TASK GOAL - Would you transcribe all of the data exactly, down to the last character?

══ RECORDS

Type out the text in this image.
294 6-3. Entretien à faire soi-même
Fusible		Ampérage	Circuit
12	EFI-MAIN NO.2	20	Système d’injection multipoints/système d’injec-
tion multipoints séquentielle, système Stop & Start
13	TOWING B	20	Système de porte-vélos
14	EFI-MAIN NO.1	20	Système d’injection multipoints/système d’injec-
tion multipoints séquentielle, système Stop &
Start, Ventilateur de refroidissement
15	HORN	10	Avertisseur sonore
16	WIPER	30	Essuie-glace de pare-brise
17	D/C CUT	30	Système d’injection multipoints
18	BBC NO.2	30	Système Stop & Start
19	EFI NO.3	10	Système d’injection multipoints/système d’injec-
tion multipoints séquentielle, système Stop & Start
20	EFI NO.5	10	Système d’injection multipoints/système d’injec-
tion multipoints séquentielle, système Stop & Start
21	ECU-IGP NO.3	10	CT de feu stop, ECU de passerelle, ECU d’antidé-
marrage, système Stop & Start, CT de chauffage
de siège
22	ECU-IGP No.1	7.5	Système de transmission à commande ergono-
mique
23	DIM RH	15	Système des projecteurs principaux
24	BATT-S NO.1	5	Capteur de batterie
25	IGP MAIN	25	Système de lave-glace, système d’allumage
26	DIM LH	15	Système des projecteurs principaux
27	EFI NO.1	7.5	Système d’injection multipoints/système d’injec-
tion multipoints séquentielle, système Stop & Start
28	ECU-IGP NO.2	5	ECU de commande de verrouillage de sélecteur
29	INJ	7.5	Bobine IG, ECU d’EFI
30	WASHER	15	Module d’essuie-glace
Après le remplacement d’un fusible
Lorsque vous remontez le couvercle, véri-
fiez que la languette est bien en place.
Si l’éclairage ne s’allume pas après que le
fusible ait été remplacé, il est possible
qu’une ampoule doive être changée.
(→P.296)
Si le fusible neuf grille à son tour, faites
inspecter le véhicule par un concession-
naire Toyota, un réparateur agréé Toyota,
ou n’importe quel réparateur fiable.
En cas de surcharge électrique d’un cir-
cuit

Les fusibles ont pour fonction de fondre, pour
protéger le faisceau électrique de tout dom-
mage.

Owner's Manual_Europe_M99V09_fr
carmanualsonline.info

════

WRITTEN SOLUTION -
Type out the text in this image.
294 6-3. Entretien à faire soi-même
Fusible		Ampérage	Circuit
12	EFI-MAIN NO.2	20	Système d’injection multipoints/système d’injec-
tion multipoints séquentielle, système Stop & Start
13	TOWING B	20	Système de porte-vélos
14	EFI-MAIN NO.1	20	Système d’injection multipoints/système d’injec-
tion multipoints séquentielle, système Stop &
Start, Ventilateur de refroidissement
15	HORN	10	Avertisseur sonore
16	WIPER	30	Essuie-glace de pare-brise
17	D/C CUT	30	Système d’injection multipoints
18	BBC NO.2	30	Système Stop & Start
19	EFI NO.3	10	Système d’injection multipoints/système d’injec-
tion multipoints séquentielle, système Stop & Start
20	EFI NO.5	10	Système d’injection multipoints/système d’injec-
tion multipoints séquentielle, système Stop & Start
21	ECU-IGP NO.3	10	CT de feu stop, ECU de passerelle, ECU d’antidé-
marrage, système Stop & Start, CT de chauffage
de siège
22	ECU-IGP No.1	7.5	Système de transmission à commande ergono-
mique
23	DIM RH	15	Système des projecteurs principaux
24	BATT-S NO.1	5	Capteur de batterie
25	IGP MAIN	25	Système de lave-glace, système d’allumage
26	DIM LH	15	Système des projecteurs principaux
27	EFI NO.1	7.5	Système d’injection multipoints/système d’injec-
tion multipoints séquentielle, système Stop & Start
28	ECU-IGP NO.2	5	ECU de commande de verrouillage de sélecteur
29	INJ	7.5	Bobine IG, ECU d’EFI
30	WASHER	15	Module d’essuie-glace
Après le remplacement d’un fusible
Lorsque vous remontez le couvercle, véri-
fiez que la languette est bien en place.
Si l’éclairage ne s’allume pas après que le
fusible ait été remplacé, il est possible
qu’une ampoule doive être changée.
(→P.296)
Si le fusible neuf grille à son tour, faites
inspecter le véhicule par un concession-
naire Toyota, un réparateur agréé Toyota,
ou n’importe quel réparateur fiable.
En cas de surcharge électrique d’un cir-
cuit

Les fusibles ont pour fonction de fondre, pour
protéger le faisceau électrique de tout dom-
mage.

Owner's Manual_Europe_M99V09_fr
carmanualsonline.info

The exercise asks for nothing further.